▶ [WHAT TO PRODUCE]
Lines from the one containing "Output a JSON" through the last line of the data are to be repeated word for word, both ends included.
— Start INPUT ROWS —
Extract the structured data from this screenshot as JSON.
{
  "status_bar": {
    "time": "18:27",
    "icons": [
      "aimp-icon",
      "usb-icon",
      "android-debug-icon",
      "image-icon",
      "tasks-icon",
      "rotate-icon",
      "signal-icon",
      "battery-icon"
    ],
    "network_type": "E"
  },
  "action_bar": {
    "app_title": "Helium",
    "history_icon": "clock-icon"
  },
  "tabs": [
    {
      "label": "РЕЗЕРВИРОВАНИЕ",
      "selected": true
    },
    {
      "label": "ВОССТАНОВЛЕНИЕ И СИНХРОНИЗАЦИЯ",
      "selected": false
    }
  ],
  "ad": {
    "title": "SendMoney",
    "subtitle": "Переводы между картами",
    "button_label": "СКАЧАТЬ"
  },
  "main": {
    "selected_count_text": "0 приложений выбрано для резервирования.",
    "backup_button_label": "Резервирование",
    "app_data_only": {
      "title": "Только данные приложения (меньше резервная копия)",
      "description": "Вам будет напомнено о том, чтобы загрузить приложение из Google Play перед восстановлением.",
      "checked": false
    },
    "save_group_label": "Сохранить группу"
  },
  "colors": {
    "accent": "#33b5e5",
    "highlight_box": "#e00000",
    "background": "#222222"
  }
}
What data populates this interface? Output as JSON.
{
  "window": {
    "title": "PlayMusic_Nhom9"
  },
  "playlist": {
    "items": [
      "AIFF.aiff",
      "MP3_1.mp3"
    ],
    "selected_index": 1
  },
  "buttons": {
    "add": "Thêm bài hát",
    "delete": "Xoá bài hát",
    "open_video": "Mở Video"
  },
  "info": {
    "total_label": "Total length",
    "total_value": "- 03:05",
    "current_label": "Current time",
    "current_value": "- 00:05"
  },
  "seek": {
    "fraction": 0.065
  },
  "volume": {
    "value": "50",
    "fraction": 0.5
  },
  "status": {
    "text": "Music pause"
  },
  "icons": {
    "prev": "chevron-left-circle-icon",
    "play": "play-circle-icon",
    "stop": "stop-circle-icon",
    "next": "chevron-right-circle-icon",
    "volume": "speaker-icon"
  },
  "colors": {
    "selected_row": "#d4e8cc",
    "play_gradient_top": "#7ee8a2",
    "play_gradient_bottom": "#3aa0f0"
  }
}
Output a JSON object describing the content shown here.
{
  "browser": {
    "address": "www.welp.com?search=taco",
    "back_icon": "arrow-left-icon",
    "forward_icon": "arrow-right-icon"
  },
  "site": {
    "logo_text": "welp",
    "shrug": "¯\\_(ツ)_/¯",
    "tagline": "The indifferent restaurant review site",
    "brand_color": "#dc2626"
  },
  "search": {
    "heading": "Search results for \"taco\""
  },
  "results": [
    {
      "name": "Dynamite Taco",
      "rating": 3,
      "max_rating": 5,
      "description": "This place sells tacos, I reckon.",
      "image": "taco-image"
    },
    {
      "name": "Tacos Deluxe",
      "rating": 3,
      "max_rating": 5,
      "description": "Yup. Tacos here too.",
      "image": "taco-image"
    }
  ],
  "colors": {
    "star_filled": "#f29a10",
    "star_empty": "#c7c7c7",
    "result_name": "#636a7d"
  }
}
— End INPUT ROWS —
▶ [ANSWER TO THE TASK]
Output a JSON object describing the content shown here.
{
  "browser": {
    "address": "www.welp.com?search=taco",
    "back_icon": "arrow-left-icon",
    "forward_icon": "arrow-right-icon"
  },
  "site": {
    "logo_text": "welp",
    "shrug": "¯\\_(ツ)_/¯",
    "tagline": "The indifferent restaurant review site",
    "brand_color": "#dc2626"
  },
  "search": {
    "heading": "Search results for \"taco\""
  },
  "results": [
    {
      "name": "Dynamite Taco",
      "rating": 3,
      "max_rating": 5,
      "description": "This place sells tacos, I reckon.",
      "image": "taco-image"
    },
    {
      "name": "Tacos Deluxe",
      "rating": 3,
      "max_rating": 5,
      "description": "Yup. Tacos here too.",
      "image": "taco-image"
    }
  ],
  "colors": {
    "star_filled": "#f29a10",
    "star_empty": "#c7c7c7",
    "result_name": "#636a7d"
  }
}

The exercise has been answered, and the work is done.